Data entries

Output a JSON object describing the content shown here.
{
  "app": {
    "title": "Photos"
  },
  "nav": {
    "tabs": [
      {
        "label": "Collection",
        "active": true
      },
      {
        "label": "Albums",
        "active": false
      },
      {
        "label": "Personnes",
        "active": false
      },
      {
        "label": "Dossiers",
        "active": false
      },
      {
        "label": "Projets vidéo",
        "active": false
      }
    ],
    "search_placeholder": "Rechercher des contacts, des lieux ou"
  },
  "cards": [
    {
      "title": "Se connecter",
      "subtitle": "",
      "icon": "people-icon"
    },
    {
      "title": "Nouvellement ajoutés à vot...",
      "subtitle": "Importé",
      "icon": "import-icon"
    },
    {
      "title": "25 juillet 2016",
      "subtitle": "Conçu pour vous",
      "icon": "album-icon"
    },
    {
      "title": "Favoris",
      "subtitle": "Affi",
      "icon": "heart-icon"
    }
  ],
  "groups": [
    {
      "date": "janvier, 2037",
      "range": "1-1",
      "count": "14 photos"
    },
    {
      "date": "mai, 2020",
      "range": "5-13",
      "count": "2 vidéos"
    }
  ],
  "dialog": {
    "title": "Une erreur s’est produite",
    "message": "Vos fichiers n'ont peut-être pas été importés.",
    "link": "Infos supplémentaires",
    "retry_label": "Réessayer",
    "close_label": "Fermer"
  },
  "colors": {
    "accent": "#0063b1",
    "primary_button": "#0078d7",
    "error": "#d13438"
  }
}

Task description
Return the listing above in its exact form.

Expected answer
Output a JSON object describing the content shown here.
{
  "app": {
    "title": "Photos"
  },
  "nav": {
    "tabs": [
      {
        "label": "Collection",
        "active": true
      },
      {
        "label": "Albums",
        "active": false
      },
      {
        "label": "Personnes",
        "active": false
      },
      {
        "label": "Dossiers",
        "active": false
      },
      {
        "label": "Projets vidéo",
        "active": false
      }
    ],
    "search_placeholder": "Rechercher des contacts, des lieux ou"
  },
  "cards": [
    {
      "title": "Se connecter",
      "subtitle": "",
      "icon": "people-icon"
    },
    {
      "title": "Nouvellement ajoutés à vot...",
      "subtitle": "Importé",
      "icon": "import-icon"
    },
    {
      "title": "25 juillet 2016",
      "subtitle": "Conçu pour vous",
      "icon": "album-icon"
    },
    {
      "title": "Favoris",
      "subtitle": "Affi",
      "icon": "heart-icon"
    }
  ],
  "groups": [
    {
      "date": "janvier, 2037",
      "range": "1-1",
      "count": "14 photos"
    },
    {
      "date": "mai, 2020",
      "range": "5-13",
      "count": "2 vidéos"
    }
  ],
  "dialog": {
    "title": "Une erreur s’est produite",
    "message": "Vos fichiers n'ont peut-être pas été importés.",
    "link": "Infos supplémentaires",
    "retry_label": "Réessayer",
    "close_label": "Fermer"
  },
  "colors": {
    "accent": "#0063b1",
    "primary_button": "#0078d7",
    "error": "#d13438"
  }
}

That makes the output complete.